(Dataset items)
* * *

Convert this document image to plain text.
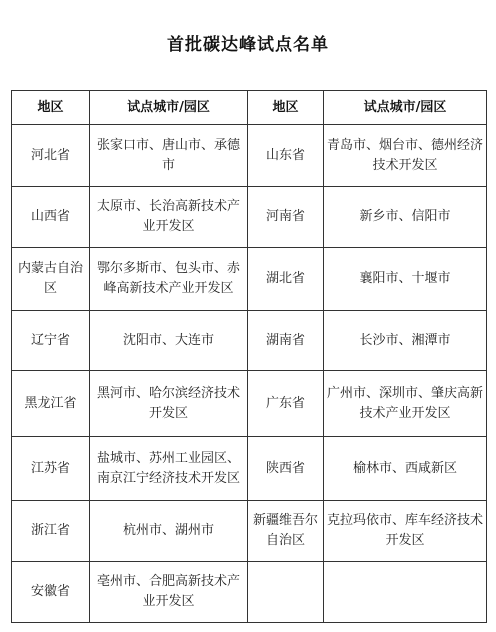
首批碳达峰试点名单
地区	试点城市/园区	地区	试点城市/园区
河北省	张家口市、唐山市、承德市	山东省	青岛市、烟台市、德州经济技术开发区
山西省	太原市、长治高新技术产业开发区	河南省	新乡市、信阳市
内蒙古自治区	鄂尔多斯市、包头市、赤峰高新技术产业开发区	湖北省	襄阳市、十堰市
辽宁省	沈阳市、大连市	湖南省	长沙市、湘潭市
黑龙江省	黑河市、哈尔滨经济技术开发区	广东省	广州市、深圳市、肇庆高新技术产业开发区
江苏省	盐城市、苏州工业园区、南京江宁经济技术开发区	陕西省	榆林市、西咸新区
浙江省	杭州市、湖州市	新疆维吾尔自治区	克拉玛依市、库车经济技术开发区
安徽省	亳州市、合肥高新技术产业开发区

* * *

Write the listing out a second time exactly, dropping all images.

Convert this document image to plain text.
首批碳达峰试点名单
地区	试点城市/园区	地区	试点城市/园区
河北省	张家口市、唐山市、承德市	山东省	青岛市、烟台市、德州经济技术开发区
山西省	太原市、长治高新技术产业开发区	河南省	新乡市、信阳市
内蒙古自治区	鄂尔多斯市、包头市、赤峰高新技术产业开发区	湖北省	襄阳市、十堰市
辽宁省	沈阳市、大连市	湖南省	长沙市、湘潭市
黑龙江省	黑河市、哈尔滨经济技术开发区	广东省	广州市、深圳市、肇庆高新技术产业开发区
江苏省	盐城市、苏州工业园区、南京江宁经济技术开发区	陕西省	榆林市、西咸新区
浙江省	杭州市、湖州市	新疆维吾尔自治区	克拉玛依市、库车经济技术开发区
安徽省	亳州市、合肥高新技术产业开发区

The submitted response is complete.